■ Instruction: Retype all material exactly. Pictures stay out of the copy.

(Saved entries)

┌────────

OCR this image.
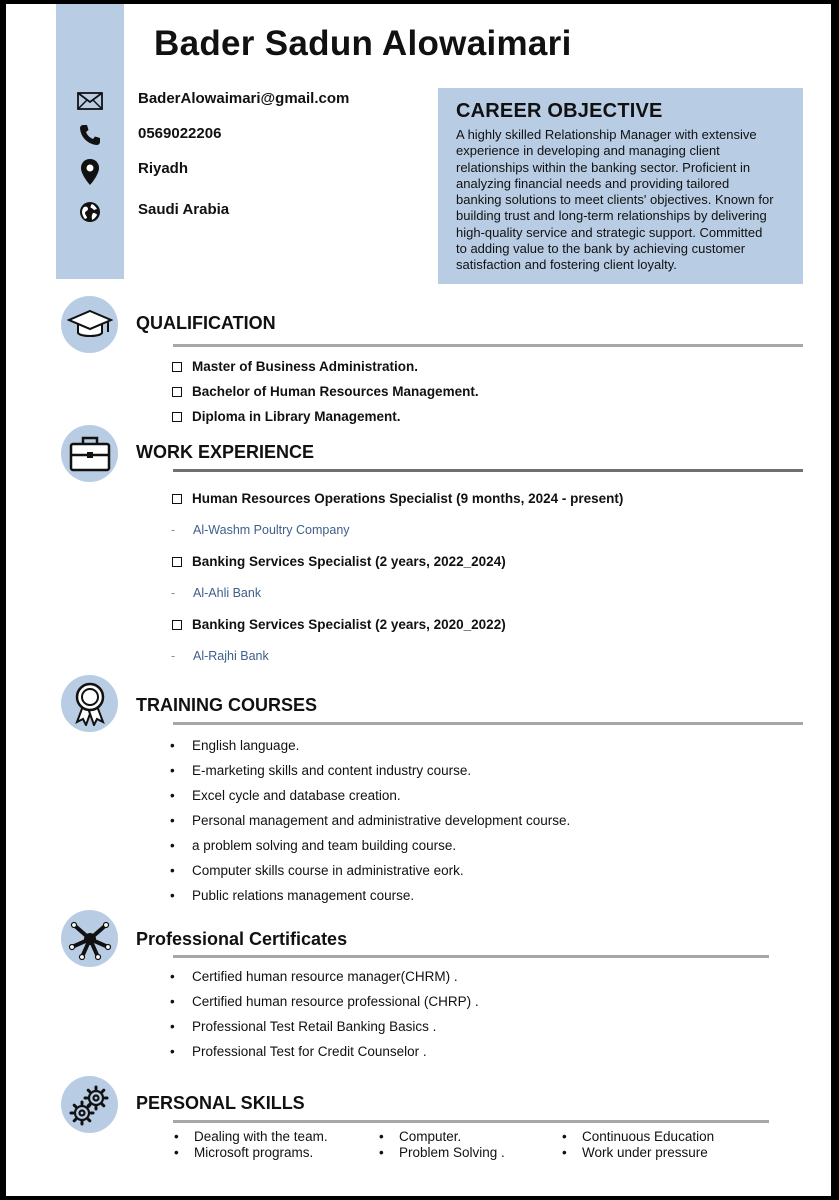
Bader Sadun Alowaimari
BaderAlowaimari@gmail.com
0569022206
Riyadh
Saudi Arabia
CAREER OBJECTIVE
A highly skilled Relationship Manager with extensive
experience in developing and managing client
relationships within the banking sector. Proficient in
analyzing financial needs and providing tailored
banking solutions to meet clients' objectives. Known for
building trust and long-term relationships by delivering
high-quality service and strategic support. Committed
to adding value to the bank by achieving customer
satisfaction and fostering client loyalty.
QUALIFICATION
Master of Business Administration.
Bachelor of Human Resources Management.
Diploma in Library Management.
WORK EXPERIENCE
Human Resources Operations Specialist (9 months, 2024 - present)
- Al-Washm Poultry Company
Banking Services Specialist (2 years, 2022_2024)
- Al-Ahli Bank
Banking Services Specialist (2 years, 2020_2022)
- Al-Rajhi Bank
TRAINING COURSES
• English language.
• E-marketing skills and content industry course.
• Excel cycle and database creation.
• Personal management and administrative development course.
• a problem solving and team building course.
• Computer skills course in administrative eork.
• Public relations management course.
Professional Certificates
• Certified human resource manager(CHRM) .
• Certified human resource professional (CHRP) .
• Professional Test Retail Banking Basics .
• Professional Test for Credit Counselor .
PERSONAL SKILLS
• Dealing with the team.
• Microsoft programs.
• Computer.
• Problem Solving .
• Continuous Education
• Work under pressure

└────────

■ Response to the task:
OCR this image.
Bader Sadun Alowaimari
BaderAlowaimari@gmail.com
0569022206
Riyadh
Saudi Arabia
CAREER OBJECTIVE
A highly skilled Relationship Manager with extensive
experience in developing and managing client
relationships within the banking sector. Proficient in
analyzing financial needs and providing tailored
banking solutions to meet clients' objectives. Known for
building trust and long-term relationships by delivering
high-quality service and strategic support. Committed
to adding value to the bank by achieving customer
satisfaction and fostering client loyalty.
QUALIFICATION
Master of Business Administration.
Bachelor of Human Resources Management.
Diploma in Library Management.
WORK EXPERIENCE
Human Resources Operations Specialist (9 months, 2024 - present)
- Al-Washm Poultry Company
Banking Services Specialist (2 years, 2022_2024)
- Al-Ahli Bank
Banking Services Specialist (2 years, 2020_2022)
- Al-Rajhi Bank
TRAINING COURSES
• English language.
• E-marketing skills and content industry course.
• Excel cycle and database creation.
• Personal management and administrative development course.
• a problem solving and team building course.
• Computer skills course in administrative eork.
• Public relations management course.
Professional Certificates
• Certified human resource manager(CHRM) .
• Certified human resource professional (CHRP) .
• Professional Test Retail Banking Basics .
• Professional Test for Credit Counselor .
PERSONAL SKILLS
• Dealing with the team.
• Microsoft programs.
• Computer.
• Problem Solving .
• Continuous Education
• Work under pressure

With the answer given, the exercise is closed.